# Entries:
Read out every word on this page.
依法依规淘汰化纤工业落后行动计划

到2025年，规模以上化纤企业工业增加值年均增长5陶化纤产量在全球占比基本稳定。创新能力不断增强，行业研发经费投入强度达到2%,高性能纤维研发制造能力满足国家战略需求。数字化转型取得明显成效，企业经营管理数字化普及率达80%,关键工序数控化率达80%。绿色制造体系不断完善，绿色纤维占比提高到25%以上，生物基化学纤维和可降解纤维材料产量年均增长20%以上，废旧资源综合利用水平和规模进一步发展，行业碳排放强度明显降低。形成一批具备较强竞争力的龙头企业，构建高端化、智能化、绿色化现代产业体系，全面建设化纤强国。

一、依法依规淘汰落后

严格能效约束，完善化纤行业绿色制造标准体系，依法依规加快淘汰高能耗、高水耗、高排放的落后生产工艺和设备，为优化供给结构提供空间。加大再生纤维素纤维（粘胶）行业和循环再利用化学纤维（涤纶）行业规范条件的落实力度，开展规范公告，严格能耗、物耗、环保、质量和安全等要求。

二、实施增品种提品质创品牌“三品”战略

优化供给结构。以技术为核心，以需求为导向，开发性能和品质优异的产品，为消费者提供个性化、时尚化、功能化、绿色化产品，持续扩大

# Required work:
Restate each record word for word.

# Written solution:
Read out every word on this page.
依法依规淘汰化纤工业落后行动计划

到2025年，规模以上化纤企业工业增加值年均增长5陶化纤产量在全球占比基本稳定。创新能力不断增强，行业研发经费投入强度达到2%,高性能纤维研发制造能力满足国家战略需求。数字化转型取得明显成效，企业经营管理数字化普及率达80%,关键工序数控化率达80%。绿色制造体系不断完善，绿色纤维占比提高到25%以上，生物基化学纤维和可降解纤维材料产量年均增长20%以上，废旧资源综合利用水平和规模进一步发展，行业碳排放强度明显降低。形成一批具备较强竞争力的龙头企业，构建高端化、智能化、绿色化现代产业体系，全面建设化纤强国。

一、依法依规淘汰落后

严格能效约束，完善化纤行业绿色制造标准体系，依法依规加快淘汰高能耗、高水耗、高排放的落后生产工艺和设备，为优化供给结构提供空间。加大再生纤维素纤维（粘胶）行业和循环再利用化学纤维（涤纶）行业规范条件的落实力度，开展规范公告，严格能耗、物耗、环保、质量和安全等要求。

二、实施增品种提品质创品牌“三品”战略

优化供给结构。以技术为核心，以需求为导向，开发性能和品质优异的产品，为消费者提供个性化、时尚化、功能化、绿色化产品，持续扩大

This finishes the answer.